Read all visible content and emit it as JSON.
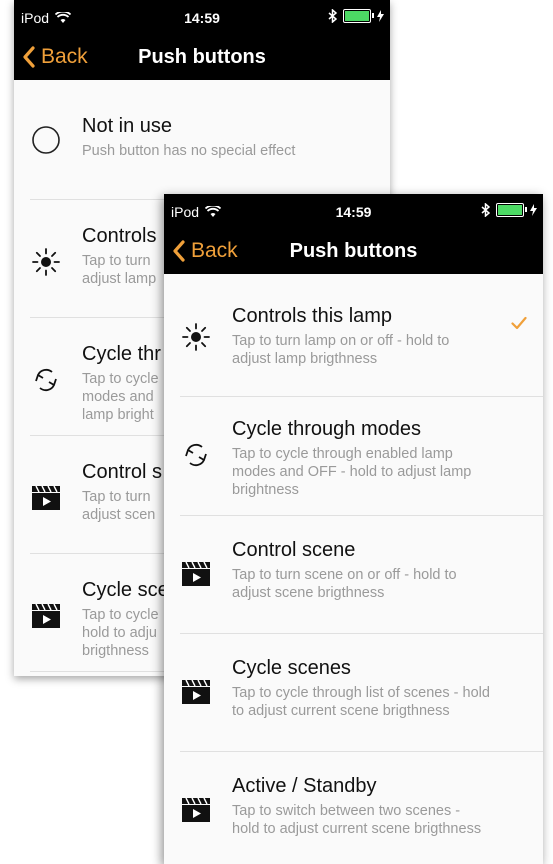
{
  "status": {
    "carrier": "iPod",
    "time": "14:59"
  },
  "nav": {
    "back_label": "Back",
    "title": "Push buttons"
  },
  "accent_color": "#f0a03a",
  "back_screen": {
    "items": [
      {
        "label": "Not in use",
        "desc": "Push button has no special effect",
        "icon": "circle-icon"
      },
      {
        "label": "Controls",
        "desc": "Tap to turn\nadjust lamp",
        "icon": "sun-icon"
      },
      {
        "label": "Cycle thr",
        "desc": "Tap to cycle\nmodes and\nlamp bright",
        "icon": "cycle-icon"
      },
      {
        "label": "Control s",
        "desc": "Tap to turn\nadjust scen",
        "icon": "clapper-icon"
      },
      {
        "label": "Cycle sce",
        "desc": "Tap to cycle\nhold to adju\nbrigthness",
        "icon": "clapper-icon"
      }
    ]
  },
  "front_screen": {
    "selected_index": 0,
    "items": [
      {
        "label": "Controls this lamp",
        "desc": "Tap to turn lamp on or off - hold to adjust lamp brigthness",
        "icon": "sun-icon"
      },
      {
        "label": "Cycle through modes",
        "desc": "Tap to cycle through enabled lamp modes and OFF - hold to adjust lamp brightness",
        "icon": "cycle-icon"
      },
      {
        "label": "Control scene",
        "desc": "Tap to turn scene on or off - hold to adjust scene brigthness",
        "icon": "clapper-icon"
      },
      {
        "label": "Cycle scenes",
        "desc": "Tap to cycle through list of scenes - hold to adjust current scene brigthness",
        "icon": "clapper-icon"
      },
      {
        "label": "Active / Standby",
        "desc": "Tap to switch between two scenes - hold to adjust current scene brigthness",
        "icon": "clapper-icon"
      }
    ]
  }
}
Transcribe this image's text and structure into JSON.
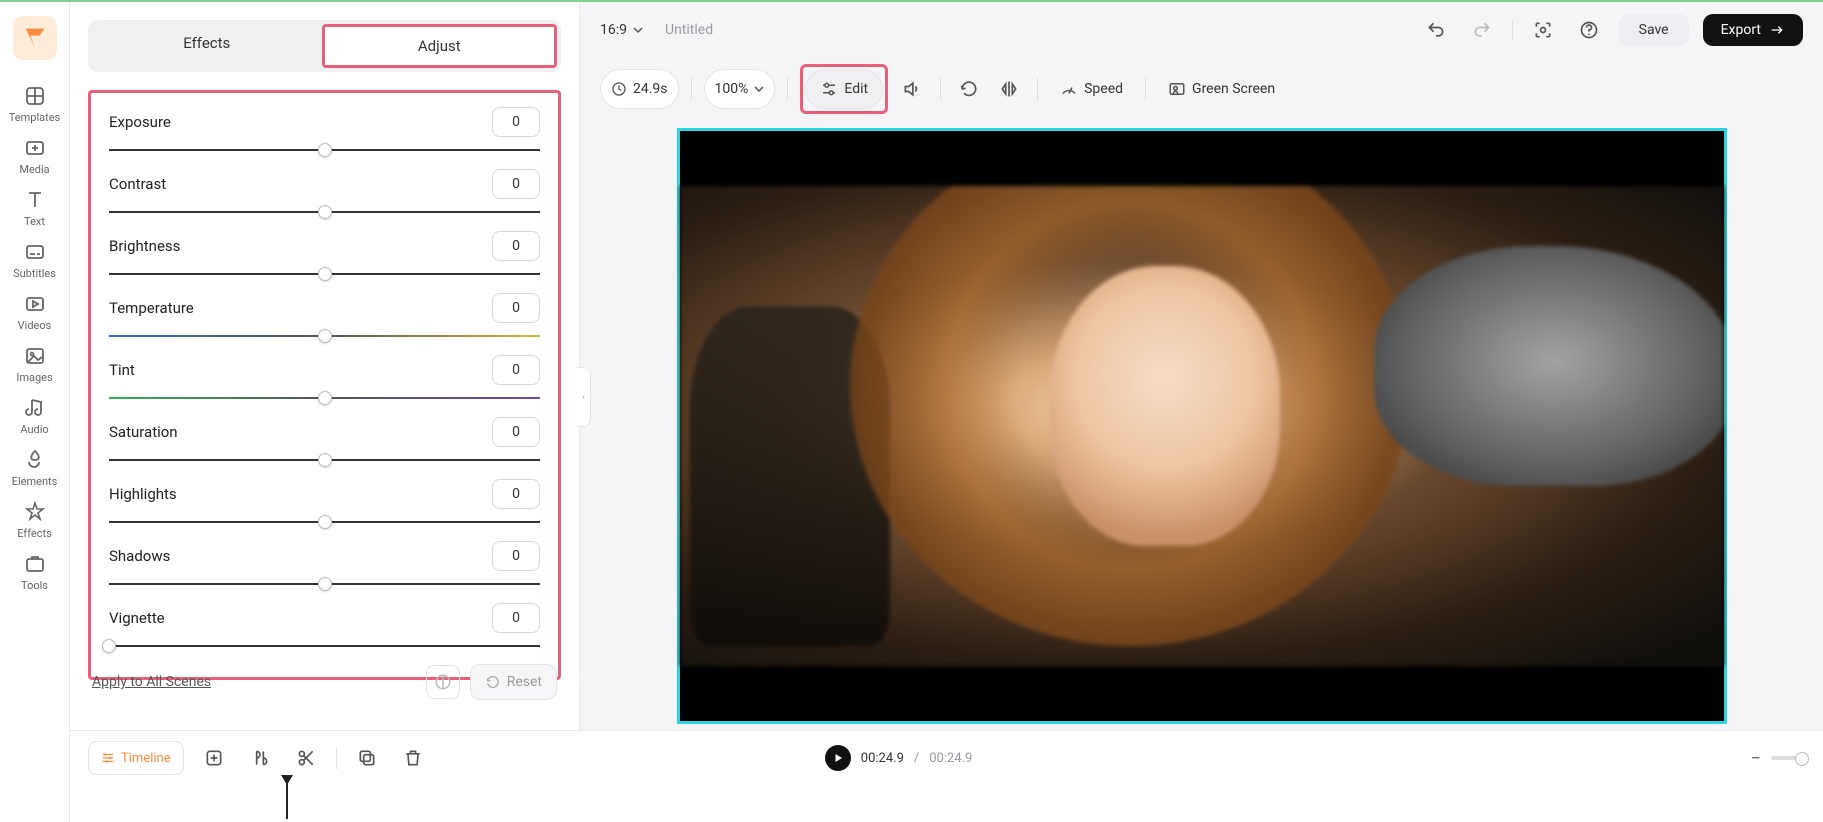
{
  "rail": {
    "items": [
      {
        "icon": "templates",
        "label": "Templates"
      },
      {
        "icon": "media",
        "label": "Media"
      },
      {
        "icon": "text",
        "label": "Text"
      },
      {
        "icon": "subtitles",
        "label": "Subtitles"
      },
      {
        "icon": "videos",
        "label": "Videos"
      },
      {
        "icon": "images",
        "label": "Images"
      },
      {
        "icon": "audio",
        "label": "Audio"
      },
      {
        "icon": "elements",
        "label": "Elements"
      },
      {
        "icon": "effects",
        "label": "Effects"
      },
      {
        "icon": "tools",
        "label": "Tools"
      }
    ]
  },
  "panel": {
    "tabs": {
      "effects": "Effects",
      "adjust": "Adjust",
      "active": "adjust"
    },
    "adjust": [
      {
        "key": "exposure",
        "label": "Exposure",
        "value": "0",
        "thumb": 50,
        "style": "normal"
      },
      {
        "key": "contrast",
        "label": "Contrast",
        "value": "0",
        "thumb": 50,
        "style": "normal"
      },
      {
        "key": "brightness",
        "label": "Brightness",
        "value": "0",
        "thumb": 50,
        "style": "normal"
      },
      {
        "key": "temperature",
        "label": "Temperature",
        "value": "0",
        "thumb": 50,
        "style": "temperature"
      },
      {
        "key": "tint",
        "label": "Tint",
        "value": "0",
        "thumb": 50,
        "style": "tint"
      },
      {
        "key": "saturation",
        "label": "Saturation",
        "value": "0",
        "thumb": 50,
        "style": "normal"
      },
      {
        "key": "highlights",
        "label": "Highlights",
        "value": "0",
        "thumb": 50,
        "style": "normal"
      },
      {
        "key": "shadows",
        "label": "Shadows",
        "value": "0",
        "thumb": 50,
        "style": "normal"
      },
      {
        "key": "vignette",
        "label": "Vignette",
        "value": "0",
        "thumb": 0,
        "style": "normal"
      }
    ],
    "apply_all": "Apply to All Scenes",
    "reset": "Reset"
  },
  "topbar": {
    "aspect": "16:9",
    "title": "Untitled",
    "save": "Save",
    "export": "Export"
  },
  "toolbar": {
    "duration": "24.9s",
    "zoom": "100%",
    "edit": "Edit",
    "speed": "Speed",
    "green": "Green Screen"
  },
  "timeline": {
    "label": "Timeline",
    "cur": "00:24.9",
    "sep": "/",
    "total": "00:24.9"
  }
}
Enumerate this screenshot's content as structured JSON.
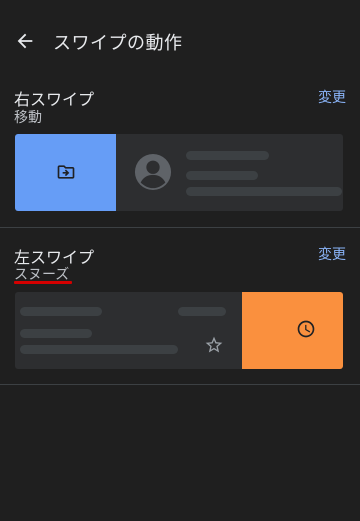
{
  "header": {
    "title": "スワイプの動作",
    "back_icon": "arrow-back-icon"
  },
  "right_swipe": {
    "title": "右スワイプ",
    "action": "移動",
    "change_label": "変更",
    "action_icon": "move-to-folder-icon",
    "accent": "#669df6"
  },
  "left_swipe": {
    "title": "左スワイプ",
    "action": "スヌーズ",
    "change_label": "変更",
    "action_icon": "clock-icon",
    "accent": "#fa903e"
  },
  "colors": {
    "background": "#1f1f1f",
    "card": "#2d2e30",
    "link": "#8ab4f8",
    "annotation": "#d50000"
  }
}
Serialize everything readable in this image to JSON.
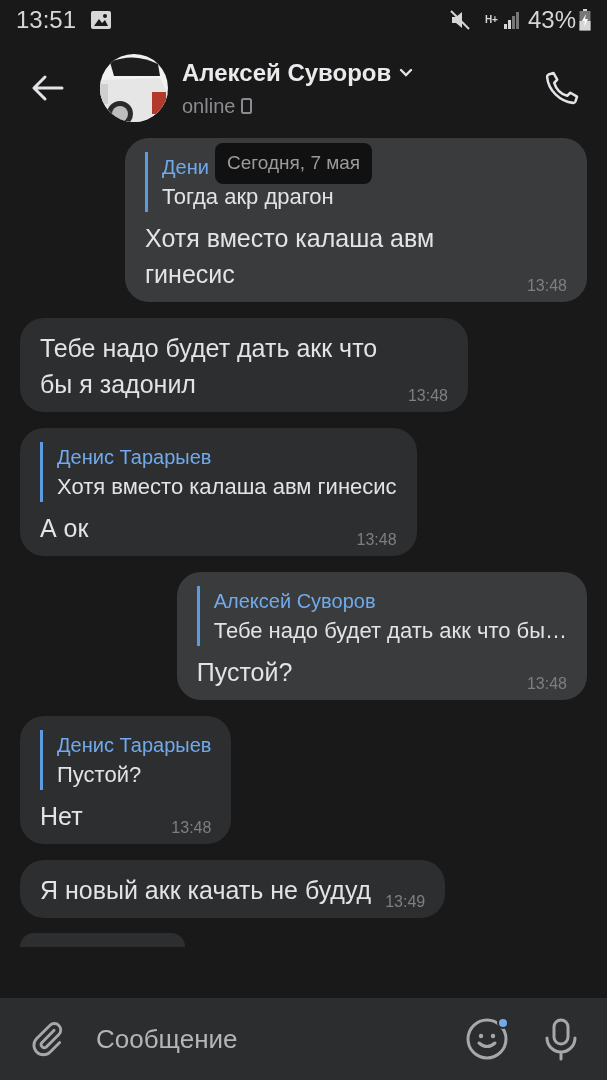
{
  "status_bar": {
    "time": "13:51",
    "network_type": "H+",
    "battery": "43%"
  },
  "header": {
    "name": "Алексей Суворов",
    "status": "online"
  },
  "date_badge": "Сегодня, 7 мая",
  "messages": [
    {
      "kind": "text",
      "outgoing": true,
      "reply": {
        "author": "Дени",
        "text": "Тогда акр драгон"
      },
      "text": "Хотя вместо калаша авм гинесис",
      "time": "13:48"
    },
    {
      "kind": "text",
      "outgoing": false,
      "text": "Тебе надо будет дать акк что бы я задонил",
      "time": "13:48"
    },
    {
      "kind": "text",
      "outgoing": false,
      "reply": {
        "author": "Денис Тарарыев",
        "text": "Хотя вместо калаша авм гинесис"
      },
      "text": "А ок",
      "time": "13:48"
    },
    {
      "kind": "text",
      "outgoing": true,
      "reply": {
        "author": "Алексей Суворов",
        "text": "Тебе надо будет дать акк что бы…"
      },
      "text": "Пустой?",
      "time": "13:48"
    },
    {
      "kind": "text",
      "outgoing": false,
      "reply": {
        "author": "Денис Тарарыев",
        "text": "Пустой?"
      },
      "text": "Нет",
      "time": "13:48"
    },
    {
      "kind": "text",
      "outgoing": false,
      "text": "Я новый акк качать не будуд",
      "time": "13:49"
    },
    {
      "kind": "cut",
      "outgoing": false
    }
  ],
  "composer": {
    "placeholder": "Сообщение",
    "emoji_badge": true
  }
}
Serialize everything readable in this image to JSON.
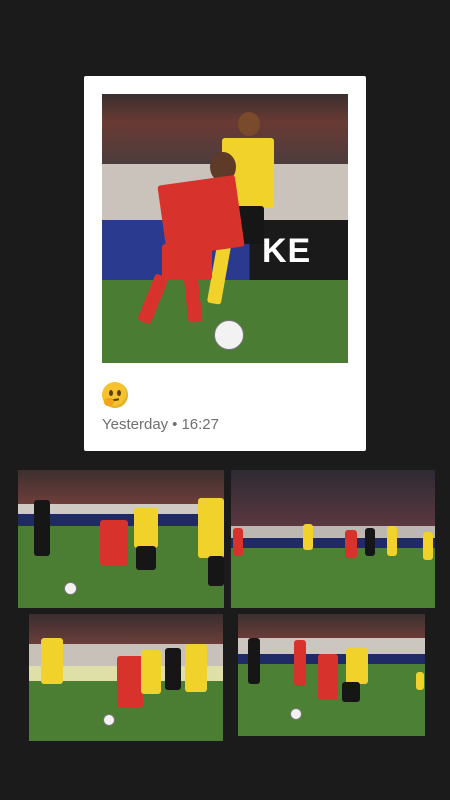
{
  "post": {
    "emoji_name": "thinking-face-emoji",
    "day": "Yesterday",
    "separator": "•",
    "time": "16:27"
  },
  "photos": [
    {
      "name": "main-photo",
      "banner_text": "KE"
    },
    {
      "name": "thumbnail-1"
    },
    {
      "name": "thumbnail-2"
    },
    {
      "name": "thumbnail-3"
    },
    {
      "name": "thumbnail-4"
    }
  ]
}
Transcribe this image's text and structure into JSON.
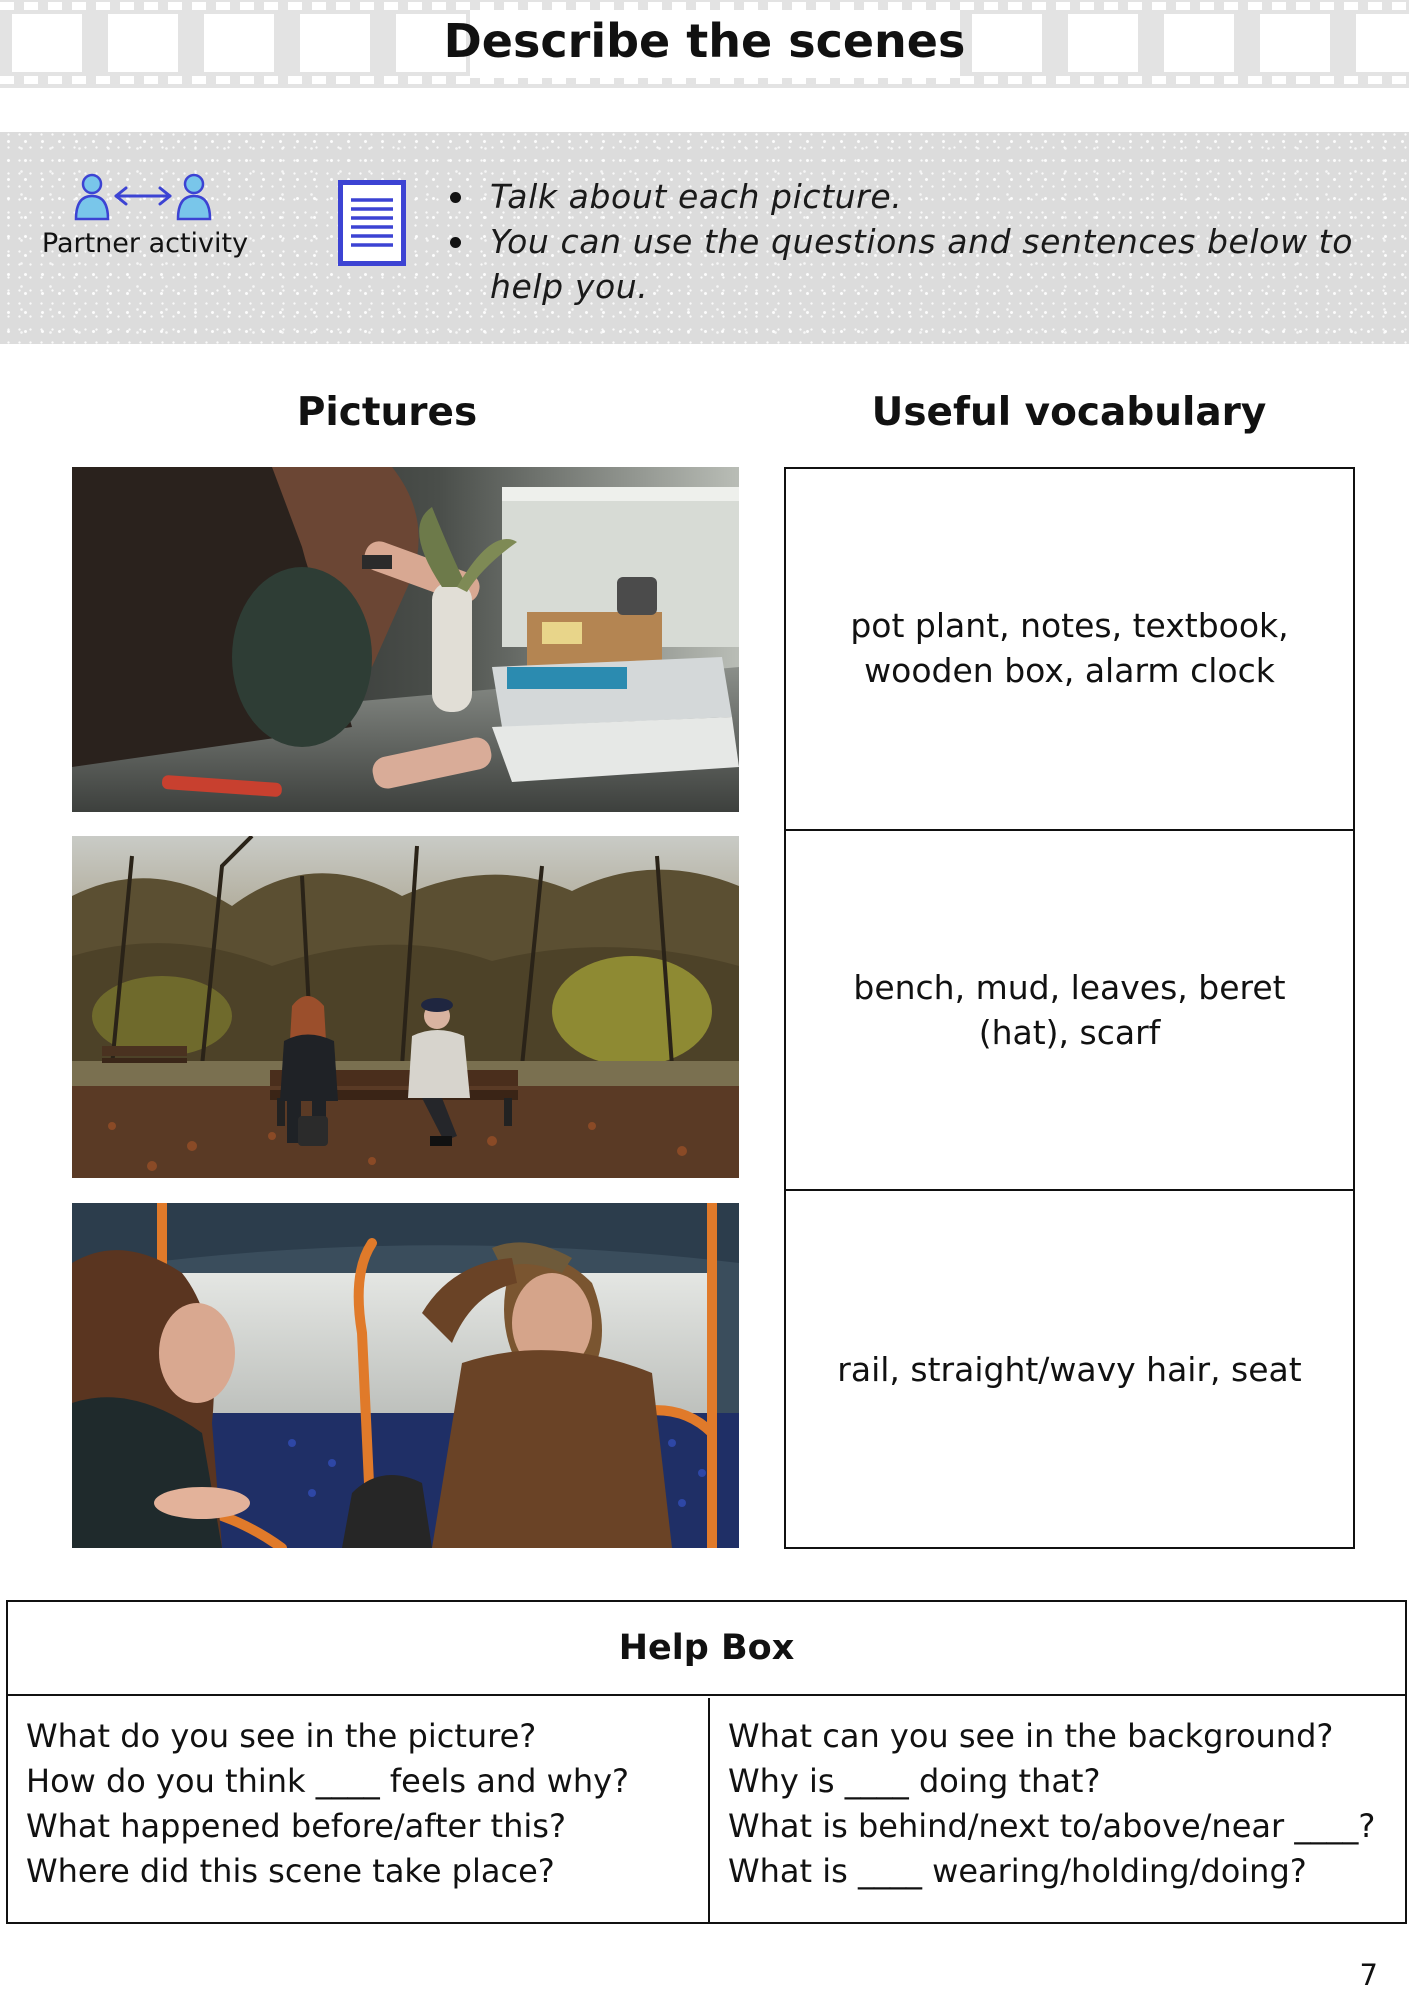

____

### WHAT IS REQUIRED
Report all lines of the data that include the word "Суворов".

### IN RESPONSE
    "name": "Алексей Суворов",
        "author": "Алексей Суворов",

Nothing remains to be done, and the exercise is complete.